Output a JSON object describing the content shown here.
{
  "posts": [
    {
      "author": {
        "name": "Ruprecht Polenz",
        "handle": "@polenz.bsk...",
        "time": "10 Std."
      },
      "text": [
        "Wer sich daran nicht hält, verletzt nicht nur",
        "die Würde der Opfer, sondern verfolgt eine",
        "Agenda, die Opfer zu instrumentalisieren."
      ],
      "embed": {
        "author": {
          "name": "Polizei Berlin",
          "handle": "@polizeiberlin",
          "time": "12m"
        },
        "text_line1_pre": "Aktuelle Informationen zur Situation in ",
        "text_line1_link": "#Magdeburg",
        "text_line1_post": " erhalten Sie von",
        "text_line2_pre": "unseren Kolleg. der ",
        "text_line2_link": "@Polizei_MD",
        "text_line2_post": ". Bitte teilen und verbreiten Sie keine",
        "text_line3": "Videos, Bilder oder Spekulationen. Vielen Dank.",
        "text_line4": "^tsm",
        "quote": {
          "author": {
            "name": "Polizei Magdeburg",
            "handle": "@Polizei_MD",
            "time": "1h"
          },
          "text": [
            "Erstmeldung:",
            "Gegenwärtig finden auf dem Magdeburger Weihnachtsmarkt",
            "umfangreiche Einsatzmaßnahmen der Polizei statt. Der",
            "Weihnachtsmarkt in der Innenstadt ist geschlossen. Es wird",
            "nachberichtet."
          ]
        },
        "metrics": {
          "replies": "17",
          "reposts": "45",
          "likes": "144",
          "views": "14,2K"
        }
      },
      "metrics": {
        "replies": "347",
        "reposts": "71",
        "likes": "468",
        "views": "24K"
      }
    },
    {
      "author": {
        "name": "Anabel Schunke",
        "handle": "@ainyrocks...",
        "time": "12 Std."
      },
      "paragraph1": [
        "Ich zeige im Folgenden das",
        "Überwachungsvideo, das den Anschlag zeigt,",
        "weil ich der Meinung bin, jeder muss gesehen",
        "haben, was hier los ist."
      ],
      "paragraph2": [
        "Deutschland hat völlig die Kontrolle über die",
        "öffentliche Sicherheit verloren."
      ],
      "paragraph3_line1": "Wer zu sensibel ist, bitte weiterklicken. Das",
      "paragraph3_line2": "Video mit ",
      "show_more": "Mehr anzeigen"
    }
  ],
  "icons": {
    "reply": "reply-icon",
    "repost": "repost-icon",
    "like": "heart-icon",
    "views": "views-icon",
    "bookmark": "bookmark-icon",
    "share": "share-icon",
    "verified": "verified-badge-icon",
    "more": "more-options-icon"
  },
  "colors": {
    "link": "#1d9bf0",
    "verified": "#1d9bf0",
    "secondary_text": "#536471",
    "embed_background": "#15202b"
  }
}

──────────────────────────────

**Task objective**
Go through the data and return every record exactly.

**Answer in full**
Output a JSON object describing the content shown here.
{
  "posts": [
    {
      "author": {
        "name": "Ruprecht Polenz",
        "handle": "@polenz.bsk...",
        "time": "10 Std."
      },
      "text": [
        "Wer sich daran nicht hält, verletzt nicht nur",
        "die Würde der Opfer, sondern verfolgt eine",
        "Agenda, die Opfer zu instrumentalisieren."
      ],
      "embed": {
        "author": {
          "name": "Polizei Berlin",
          "handle": "@polizeiberlin",
          "time": "12m"
        },
        "text_line1_pre": "Aktuelle Informationen zur Situation in ",
        "text_line1_link": "#Magdeburg",
        "text_line1_post": " erhalten Sie von",
        "text_line2_pre": "unseren Kolleg. der ",
        "text_line2_link": "@Polizei_MD",
        "text_line2_post": ". Bitte teilen und verbreiten Sie keine",
        "text_line3": "Videos, Bilder oder Spekulationen. Vielen Dank.",
        "text_line4": "^tsm",
        "quote": {
          "author": {
            "name": "Polizei Magdeburg",
            "handle": "@Polizei_MD",
            "time": "1h"
          },
          "text": [
            "Erstmeldung:",
            "Gegenwärtig finden auf dem Magdeburger Weihnachtsmarkt",
            "umfangreiche Einsatzmaßnahmen der Polizei statt. Der",
            "Weihnachtsmarkt in der Innenstadt ist geschlossen. Es wird",
            "nachberichtet."
          ]
        },
        "metrics": {
          "replies": "17",
          "reposts": "45",
          "likes": "144",
          "views": "14,2K"
        }
      },
      "metrics": {
        "replies": "347",
        "reposts": "71",
        "likes": "468",
        "views": "24K"
      }
    },
    {
      "author": {
        "name": "Anabel Schunke",
        "handle": "@ainyrocks...",
        "time": "12 Std."
      },
      "paragraph1": [
        "Ich zeige im Folgenden das",
        "Überwachungsvideo, das den Anschlag zeigt,",
        "weil ich der Meinung bin, jeder muss gesehen",
        "haben, was hier los ist."
      ],
      "paragraph2": [
        "Deutschland hat völlig die Kontrolle über die",
        "öffentliche Sicherheit verloren."
      ],
      "paragraph3_line1": "Wer zu sensibel ist, bitte weiterklicken. Das",
      "paragraph3_line2": "Video mit ",
      "show_more": "Mehr anzeigen"
    }
  ],
  "icons": {
    "reply": "reply-icon",
    "repost": "repost-icon",
    "like": "heart-icon",
    "views": "views-icon",
    "bookmark": "bookmark-icon",
    "share": "share-icon",
    "verified": "verified-badge-icon",
    "more": "more-options-icon"
  },
  "colors": {
    "link": "#1d9bf0",
    "verified": "#1d9bf0",
    "secondary_text": "#536471",
    "embed_background": "#15202b"
  }
}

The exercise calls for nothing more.